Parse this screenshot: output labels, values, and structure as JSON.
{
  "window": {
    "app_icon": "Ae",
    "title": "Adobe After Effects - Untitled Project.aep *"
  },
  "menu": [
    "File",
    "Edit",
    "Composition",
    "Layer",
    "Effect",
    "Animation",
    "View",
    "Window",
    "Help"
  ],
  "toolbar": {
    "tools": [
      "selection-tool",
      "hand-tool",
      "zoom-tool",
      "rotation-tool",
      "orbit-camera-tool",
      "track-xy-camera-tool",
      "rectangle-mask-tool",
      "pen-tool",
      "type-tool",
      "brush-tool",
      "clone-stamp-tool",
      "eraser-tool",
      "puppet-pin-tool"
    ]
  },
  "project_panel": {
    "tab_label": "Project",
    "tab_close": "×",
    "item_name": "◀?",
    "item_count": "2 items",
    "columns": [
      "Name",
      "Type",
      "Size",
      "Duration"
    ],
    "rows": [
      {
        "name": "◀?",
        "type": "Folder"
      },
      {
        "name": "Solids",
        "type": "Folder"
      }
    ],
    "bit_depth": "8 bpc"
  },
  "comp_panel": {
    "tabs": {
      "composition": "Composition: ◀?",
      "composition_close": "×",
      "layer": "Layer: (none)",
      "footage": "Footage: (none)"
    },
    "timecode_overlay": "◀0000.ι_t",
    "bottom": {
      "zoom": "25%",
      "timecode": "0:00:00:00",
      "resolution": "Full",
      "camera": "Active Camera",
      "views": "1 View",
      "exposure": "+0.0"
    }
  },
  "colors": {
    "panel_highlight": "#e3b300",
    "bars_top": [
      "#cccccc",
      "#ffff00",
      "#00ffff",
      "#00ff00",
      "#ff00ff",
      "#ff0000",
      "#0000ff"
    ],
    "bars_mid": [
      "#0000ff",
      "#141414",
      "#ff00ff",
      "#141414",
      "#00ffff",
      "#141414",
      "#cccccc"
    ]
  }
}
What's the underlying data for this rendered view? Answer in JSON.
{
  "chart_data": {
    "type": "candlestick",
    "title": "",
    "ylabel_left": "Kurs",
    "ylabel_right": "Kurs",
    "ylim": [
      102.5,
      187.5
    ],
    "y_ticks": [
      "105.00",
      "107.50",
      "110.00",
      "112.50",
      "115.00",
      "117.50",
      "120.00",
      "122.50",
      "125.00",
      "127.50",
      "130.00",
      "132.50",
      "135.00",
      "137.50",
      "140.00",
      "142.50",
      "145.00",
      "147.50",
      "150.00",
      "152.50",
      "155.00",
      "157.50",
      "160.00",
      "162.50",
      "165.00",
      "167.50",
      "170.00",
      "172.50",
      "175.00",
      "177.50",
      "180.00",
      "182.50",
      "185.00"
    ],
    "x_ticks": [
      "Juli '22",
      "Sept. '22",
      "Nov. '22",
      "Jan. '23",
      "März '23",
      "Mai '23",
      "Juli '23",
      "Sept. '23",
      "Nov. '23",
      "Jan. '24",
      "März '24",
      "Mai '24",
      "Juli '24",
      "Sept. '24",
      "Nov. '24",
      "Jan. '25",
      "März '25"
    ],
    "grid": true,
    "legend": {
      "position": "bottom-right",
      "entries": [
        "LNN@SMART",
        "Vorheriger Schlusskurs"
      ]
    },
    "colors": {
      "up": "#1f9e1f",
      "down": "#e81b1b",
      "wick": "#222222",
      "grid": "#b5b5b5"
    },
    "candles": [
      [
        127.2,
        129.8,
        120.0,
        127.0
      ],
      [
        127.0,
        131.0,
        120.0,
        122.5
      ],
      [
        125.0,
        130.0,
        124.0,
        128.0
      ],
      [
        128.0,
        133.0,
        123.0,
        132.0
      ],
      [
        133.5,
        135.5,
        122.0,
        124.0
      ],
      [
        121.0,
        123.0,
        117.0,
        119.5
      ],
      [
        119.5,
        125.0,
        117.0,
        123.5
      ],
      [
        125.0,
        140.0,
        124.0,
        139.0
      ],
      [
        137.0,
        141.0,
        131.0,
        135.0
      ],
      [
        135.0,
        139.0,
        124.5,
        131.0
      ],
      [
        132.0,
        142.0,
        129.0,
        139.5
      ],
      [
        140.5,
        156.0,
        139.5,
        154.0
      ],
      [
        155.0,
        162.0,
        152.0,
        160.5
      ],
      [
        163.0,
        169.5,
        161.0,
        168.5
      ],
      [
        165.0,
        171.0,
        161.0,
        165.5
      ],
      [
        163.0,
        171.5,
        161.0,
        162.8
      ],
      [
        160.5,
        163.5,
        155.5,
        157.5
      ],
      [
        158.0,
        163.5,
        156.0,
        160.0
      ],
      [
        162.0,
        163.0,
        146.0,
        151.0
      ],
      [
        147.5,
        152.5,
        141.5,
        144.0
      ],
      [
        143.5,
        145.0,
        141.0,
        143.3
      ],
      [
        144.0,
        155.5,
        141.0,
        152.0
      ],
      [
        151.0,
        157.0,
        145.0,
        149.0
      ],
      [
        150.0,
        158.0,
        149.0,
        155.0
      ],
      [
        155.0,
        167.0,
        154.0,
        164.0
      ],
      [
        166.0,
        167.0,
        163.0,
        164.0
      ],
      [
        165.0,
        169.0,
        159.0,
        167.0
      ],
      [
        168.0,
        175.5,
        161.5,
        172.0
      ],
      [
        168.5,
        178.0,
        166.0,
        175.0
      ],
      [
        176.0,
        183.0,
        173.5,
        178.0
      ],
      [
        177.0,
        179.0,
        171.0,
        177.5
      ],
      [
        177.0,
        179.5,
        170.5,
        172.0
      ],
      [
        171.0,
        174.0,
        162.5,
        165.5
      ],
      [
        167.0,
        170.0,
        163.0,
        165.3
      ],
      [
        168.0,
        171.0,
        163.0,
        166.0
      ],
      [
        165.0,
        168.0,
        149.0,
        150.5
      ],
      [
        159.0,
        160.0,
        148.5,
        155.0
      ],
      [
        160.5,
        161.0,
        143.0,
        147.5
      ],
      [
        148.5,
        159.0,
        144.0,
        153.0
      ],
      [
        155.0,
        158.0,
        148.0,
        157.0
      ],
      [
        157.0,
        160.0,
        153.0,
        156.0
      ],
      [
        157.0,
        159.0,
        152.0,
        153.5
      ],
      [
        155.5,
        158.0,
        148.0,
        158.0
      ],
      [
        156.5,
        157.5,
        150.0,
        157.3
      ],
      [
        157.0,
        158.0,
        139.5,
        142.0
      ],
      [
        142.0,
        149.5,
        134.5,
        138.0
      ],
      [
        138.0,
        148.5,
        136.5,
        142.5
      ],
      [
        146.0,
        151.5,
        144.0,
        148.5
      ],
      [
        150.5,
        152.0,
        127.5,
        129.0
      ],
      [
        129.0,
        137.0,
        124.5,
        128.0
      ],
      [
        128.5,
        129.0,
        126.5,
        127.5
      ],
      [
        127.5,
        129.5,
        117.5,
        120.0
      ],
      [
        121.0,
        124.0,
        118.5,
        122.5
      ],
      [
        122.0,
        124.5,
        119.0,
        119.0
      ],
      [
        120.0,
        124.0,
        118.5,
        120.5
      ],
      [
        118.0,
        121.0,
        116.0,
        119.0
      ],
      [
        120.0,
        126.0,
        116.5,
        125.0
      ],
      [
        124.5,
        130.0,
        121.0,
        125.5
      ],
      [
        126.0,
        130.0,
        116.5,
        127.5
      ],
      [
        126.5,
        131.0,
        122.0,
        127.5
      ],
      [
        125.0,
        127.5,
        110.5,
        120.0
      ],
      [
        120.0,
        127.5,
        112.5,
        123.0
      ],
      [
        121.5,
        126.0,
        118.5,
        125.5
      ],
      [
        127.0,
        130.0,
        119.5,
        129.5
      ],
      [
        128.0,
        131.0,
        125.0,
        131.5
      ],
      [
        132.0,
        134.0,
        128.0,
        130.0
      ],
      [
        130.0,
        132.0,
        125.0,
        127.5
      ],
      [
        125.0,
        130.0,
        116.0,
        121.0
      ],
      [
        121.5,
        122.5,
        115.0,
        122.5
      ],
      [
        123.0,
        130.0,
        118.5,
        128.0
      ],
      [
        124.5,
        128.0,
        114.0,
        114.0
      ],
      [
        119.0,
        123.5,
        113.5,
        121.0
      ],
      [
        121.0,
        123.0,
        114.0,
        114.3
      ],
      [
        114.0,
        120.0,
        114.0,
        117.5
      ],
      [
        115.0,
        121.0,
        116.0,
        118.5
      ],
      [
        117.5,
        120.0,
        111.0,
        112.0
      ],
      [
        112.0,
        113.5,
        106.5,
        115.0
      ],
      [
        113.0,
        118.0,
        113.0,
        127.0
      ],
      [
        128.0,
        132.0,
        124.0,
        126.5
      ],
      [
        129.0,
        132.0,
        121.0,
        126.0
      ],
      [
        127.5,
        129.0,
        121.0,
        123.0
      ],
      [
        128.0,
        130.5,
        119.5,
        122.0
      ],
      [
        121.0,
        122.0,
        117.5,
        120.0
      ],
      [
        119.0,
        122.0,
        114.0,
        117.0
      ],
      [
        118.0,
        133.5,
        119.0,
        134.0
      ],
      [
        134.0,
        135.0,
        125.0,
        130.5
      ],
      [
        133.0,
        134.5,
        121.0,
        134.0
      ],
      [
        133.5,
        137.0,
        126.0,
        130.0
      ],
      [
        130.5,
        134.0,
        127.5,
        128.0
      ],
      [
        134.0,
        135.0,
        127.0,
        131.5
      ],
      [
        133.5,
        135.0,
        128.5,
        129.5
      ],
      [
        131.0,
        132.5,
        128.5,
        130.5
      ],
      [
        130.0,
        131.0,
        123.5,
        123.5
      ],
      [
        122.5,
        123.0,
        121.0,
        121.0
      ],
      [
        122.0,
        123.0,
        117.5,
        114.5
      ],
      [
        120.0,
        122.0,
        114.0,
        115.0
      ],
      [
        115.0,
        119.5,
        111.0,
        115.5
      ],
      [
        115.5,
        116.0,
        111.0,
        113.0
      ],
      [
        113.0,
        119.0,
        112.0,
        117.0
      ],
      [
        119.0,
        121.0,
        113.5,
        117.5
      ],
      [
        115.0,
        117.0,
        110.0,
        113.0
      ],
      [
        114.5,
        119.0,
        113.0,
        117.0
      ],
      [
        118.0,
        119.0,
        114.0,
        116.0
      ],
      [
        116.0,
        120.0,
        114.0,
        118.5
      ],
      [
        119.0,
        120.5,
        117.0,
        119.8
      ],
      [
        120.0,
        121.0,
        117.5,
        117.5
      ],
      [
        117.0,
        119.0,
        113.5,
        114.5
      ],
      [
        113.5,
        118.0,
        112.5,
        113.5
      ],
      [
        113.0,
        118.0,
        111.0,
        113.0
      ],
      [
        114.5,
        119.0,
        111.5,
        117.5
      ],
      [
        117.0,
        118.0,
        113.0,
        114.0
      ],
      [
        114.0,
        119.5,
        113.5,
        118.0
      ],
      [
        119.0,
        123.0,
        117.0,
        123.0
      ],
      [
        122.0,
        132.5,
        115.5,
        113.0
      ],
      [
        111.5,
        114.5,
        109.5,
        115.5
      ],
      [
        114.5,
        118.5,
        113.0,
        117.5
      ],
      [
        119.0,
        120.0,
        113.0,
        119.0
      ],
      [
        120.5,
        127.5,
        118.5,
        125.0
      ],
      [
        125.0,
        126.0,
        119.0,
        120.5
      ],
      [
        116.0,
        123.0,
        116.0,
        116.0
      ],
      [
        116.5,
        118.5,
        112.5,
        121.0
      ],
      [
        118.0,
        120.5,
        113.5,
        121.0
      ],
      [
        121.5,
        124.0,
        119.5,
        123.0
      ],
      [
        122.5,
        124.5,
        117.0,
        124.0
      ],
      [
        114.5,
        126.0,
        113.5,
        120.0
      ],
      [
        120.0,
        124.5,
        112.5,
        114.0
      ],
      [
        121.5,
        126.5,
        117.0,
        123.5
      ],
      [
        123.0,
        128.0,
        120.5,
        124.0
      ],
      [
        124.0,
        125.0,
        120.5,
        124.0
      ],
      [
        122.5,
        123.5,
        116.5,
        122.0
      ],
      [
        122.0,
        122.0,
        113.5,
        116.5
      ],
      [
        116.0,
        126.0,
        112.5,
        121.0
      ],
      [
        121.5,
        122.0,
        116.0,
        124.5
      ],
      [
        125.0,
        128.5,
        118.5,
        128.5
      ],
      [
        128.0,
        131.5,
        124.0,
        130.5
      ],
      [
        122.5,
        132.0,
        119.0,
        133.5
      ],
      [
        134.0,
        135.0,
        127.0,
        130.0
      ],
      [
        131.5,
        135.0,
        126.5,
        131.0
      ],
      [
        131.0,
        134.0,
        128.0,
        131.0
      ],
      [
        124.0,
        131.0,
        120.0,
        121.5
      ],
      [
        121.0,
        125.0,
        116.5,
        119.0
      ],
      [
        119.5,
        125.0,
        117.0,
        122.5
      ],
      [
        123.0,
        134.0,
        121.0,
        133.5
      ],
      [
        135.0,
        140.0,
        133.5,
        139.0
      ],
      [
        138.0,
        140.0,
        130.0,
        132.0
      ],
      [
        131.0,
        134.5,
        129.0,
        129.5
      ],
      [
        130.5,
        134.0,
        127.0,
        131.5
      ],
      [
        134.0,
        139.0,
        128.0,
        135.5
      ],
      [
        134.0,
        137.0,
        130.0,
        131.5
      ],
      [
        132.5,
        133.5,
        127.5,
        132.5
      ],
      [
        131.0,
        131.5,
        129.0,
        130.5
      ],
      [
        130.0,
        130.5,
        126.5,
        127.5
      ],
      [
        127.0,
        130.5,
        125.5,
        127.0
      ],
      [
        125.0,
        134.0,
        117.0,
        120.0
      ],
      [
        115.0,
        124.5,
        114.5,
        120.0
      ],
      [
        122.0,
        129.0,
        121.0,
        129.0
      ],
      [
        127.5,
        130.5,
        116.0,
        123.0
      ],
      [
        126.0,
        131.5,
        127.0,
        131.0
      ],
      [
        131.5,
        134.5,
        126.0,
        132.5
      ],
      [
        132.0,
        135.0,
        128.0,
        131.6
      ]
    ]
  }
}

(WHAT THIS TASK INVOLVES) Pick out and copy every line that contains the word "title".

(ANSWER)
    "title": "Adobe After Effects - Untitled Project.aep *"
    "title": "",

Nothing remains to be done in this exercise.